[Begin Records supplied]
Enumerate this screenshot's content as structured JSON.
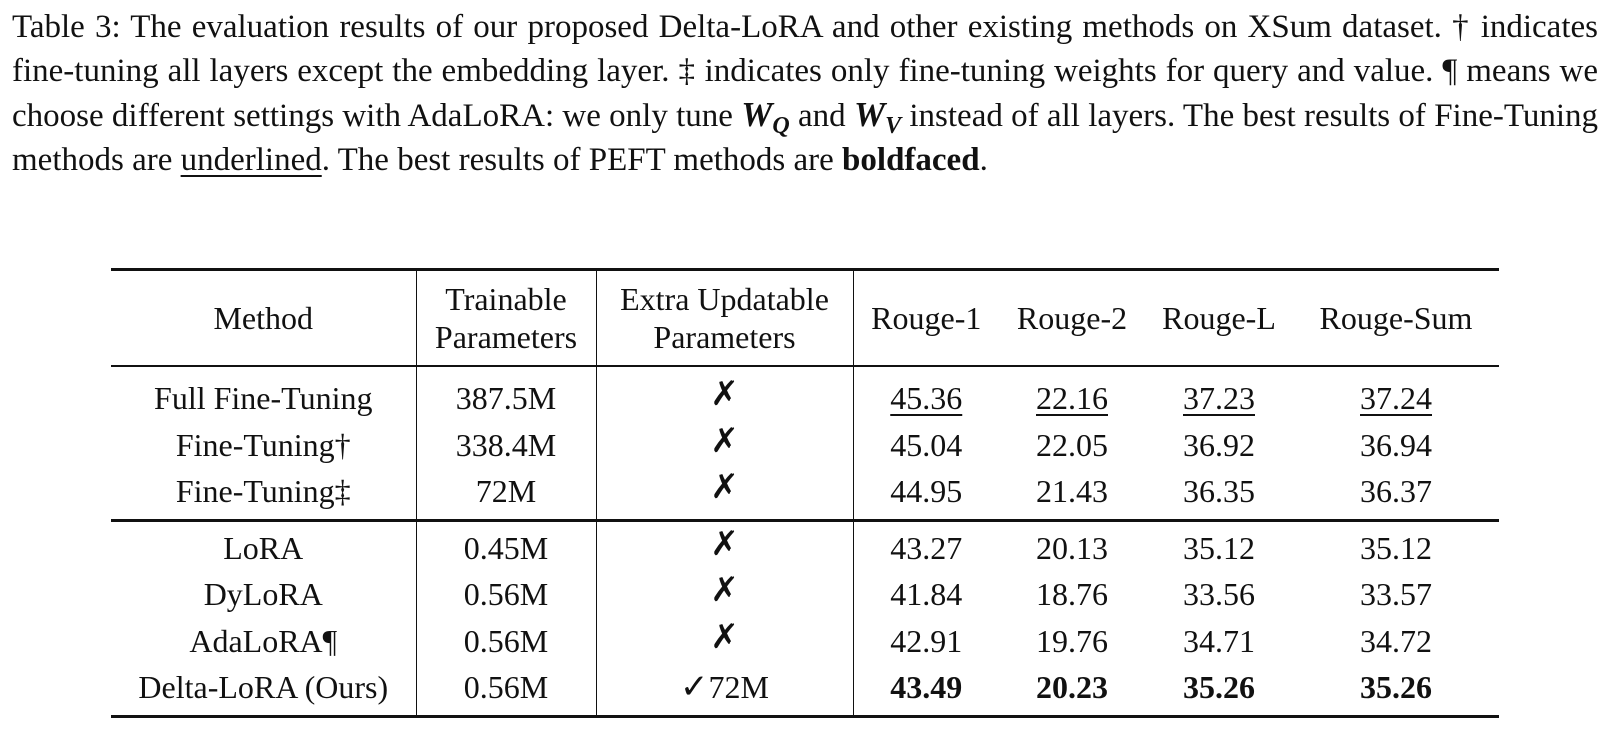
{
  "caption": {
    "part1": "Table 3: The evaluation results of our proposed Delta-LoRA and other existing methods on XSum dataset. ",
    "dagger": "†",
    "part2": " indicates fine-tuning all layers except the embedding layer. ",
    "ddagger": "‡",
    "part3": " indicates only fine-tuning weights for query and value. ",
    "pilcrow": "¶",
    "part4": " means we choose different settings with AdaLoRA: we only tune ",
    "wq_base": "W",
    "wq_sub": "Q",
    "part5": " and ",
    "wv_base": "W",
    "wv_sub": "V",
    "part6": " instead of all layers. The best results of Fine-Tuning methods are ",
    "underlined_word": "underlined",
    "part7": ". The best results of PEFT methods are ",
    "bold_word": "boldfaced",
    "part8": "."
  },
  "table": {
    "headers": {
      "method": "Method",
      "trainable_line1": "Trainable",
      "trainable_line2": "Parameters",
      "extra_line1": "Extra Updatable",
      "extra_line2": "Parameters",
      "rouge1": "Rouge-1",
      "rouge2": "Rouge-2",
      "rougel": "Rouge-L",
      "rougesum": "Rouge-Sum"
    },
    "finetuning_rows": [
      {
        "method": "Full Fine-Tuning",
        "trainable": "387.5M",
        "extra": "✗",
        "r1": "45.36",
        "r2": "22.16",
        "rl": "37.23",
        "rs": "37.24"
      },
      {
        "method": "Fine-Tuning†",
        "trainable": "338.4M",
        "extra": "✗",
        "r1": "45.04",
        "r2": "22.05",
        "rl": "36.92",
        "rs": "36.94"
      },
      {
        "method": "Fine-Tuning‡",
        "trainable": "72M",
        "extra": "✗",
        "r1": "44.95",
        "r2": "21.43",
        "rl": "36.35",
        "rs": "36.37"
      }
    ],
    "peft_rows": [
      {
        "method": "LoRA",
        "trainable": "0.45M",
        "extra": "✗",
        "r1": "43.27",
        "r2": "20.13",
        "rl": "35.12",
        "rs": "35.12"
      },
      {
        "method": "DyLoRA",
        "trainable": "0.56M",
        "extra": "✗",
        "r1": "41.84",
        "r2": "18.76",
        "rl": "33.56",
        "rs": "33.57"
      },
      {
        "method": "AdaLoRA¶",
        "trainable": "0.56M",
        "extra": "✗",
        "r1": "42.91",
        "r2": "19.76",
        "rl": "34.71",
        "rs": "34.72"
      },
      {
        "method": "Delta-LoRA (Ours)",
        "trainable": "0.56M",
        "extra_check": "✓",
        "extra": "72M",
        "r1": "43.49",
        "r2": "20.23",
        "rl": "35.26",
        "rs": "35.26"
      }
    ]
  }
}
[End Records supplied]
Leave out the pictures and reproduce the rest of the listing exactly.

Enumerate this screenshot's content as structured JSON.
{
  "caption": {
    "part1": "Table 3: The evaluation results of our proposed Delta-LoRA and other existing methods on XSum dataset. ",
    "dagger": "†",
    "part2": " indicates fine-tuning all layers except the embedding layer. ",
    "ddagger": "‡",
    "part3": " indicates only fine-tuning weights for query and value. ",
    "pilcrow": "¶",
    "part4": " means we choose different settings with AdaLoRA: we only tune ",
    "wq_base": "W",
    "wq_sub": "Q",
    "part5": " and ",
    "wv_base": "W",
    "wv_sub": "V",
    "part6": " instead of all layers. The best results of Fine-Tuning methods are ",
    "underlined_word": "underlined",
    "part7": ". The best results of PEFT methods are ",
    "bold_word": "boldfaced",
    "part8": "."
  },
  "table": {
    "headers": {
      "method": "Method",
      "trainable_line1": "Trainable",
      "trainable_line2": "Parameters",
      "extra_line1": "Extra Updatable",
      "extra_line2": "Parameters",
      "rouge1": "Rouge-1",
      "rouge2": "Rouge-2",
      "rougel": "Rouge-L",
      "rougesum": "Rouge-Sum"
    },
    "finetuning_rows": [
      {
        "method": "Full Fine-Tuning",
        "trainable": "387.5M",
        "extra": "✗",
        "r1": "45.36",
        "r2": "22.16",
        "rl": "37.23",
        "rs": "37.24"
      },
      {
        "method": "Fine-Tuning†",
        "trainable": "338.4M",
        "extra": "✗",
        "r1": "45.04",
        "r2": "22.05",
        "rl": "36.92",
        "rs": "36.94"
      },
      {
        "method": "Fine-Tuning‡",
        "trainable": "72M",
        "extra": "✗",
        "r1": "44.95",
        "r2": "21.43",
        "rl": "36.35",
        "rs": "36.37"
      }
    ],
    "peft_rows": [
      {
        "method": "LoRA",
        "trainable": "0.45M",
        "extra": "✗",
        "r1": "43.27",
        "r2": "20.13",
        "rl": "35.12",
        "rs": "35.12"
      },
      {
        "method": "DyLoRA",
        "trainable": "0.56M",
        "extra": "✗",
        "r1": "41.84",
        "r2": "18.76",
        "rl": "33.56",
        "rs": "33.57"
      },
      {
        "method": "AdaLoRA¶",
        "trainable": "0.56M",
        "extra": "✗",
        "r1": "42.91",
        "r2": "19.76",
        "rl": "34.71",
        "rs": "34.72"
      },
      {
        "method": "Delta-LoRA (Ours)",
        "trainable": "0.56M",
        "extra_check": "✓",
        "extra": "72M",
        "r1": "43.49",
        "r2": "20.23",
        "rl": "35.26",
        "rs": "35.26"
      }
    ]
  }
}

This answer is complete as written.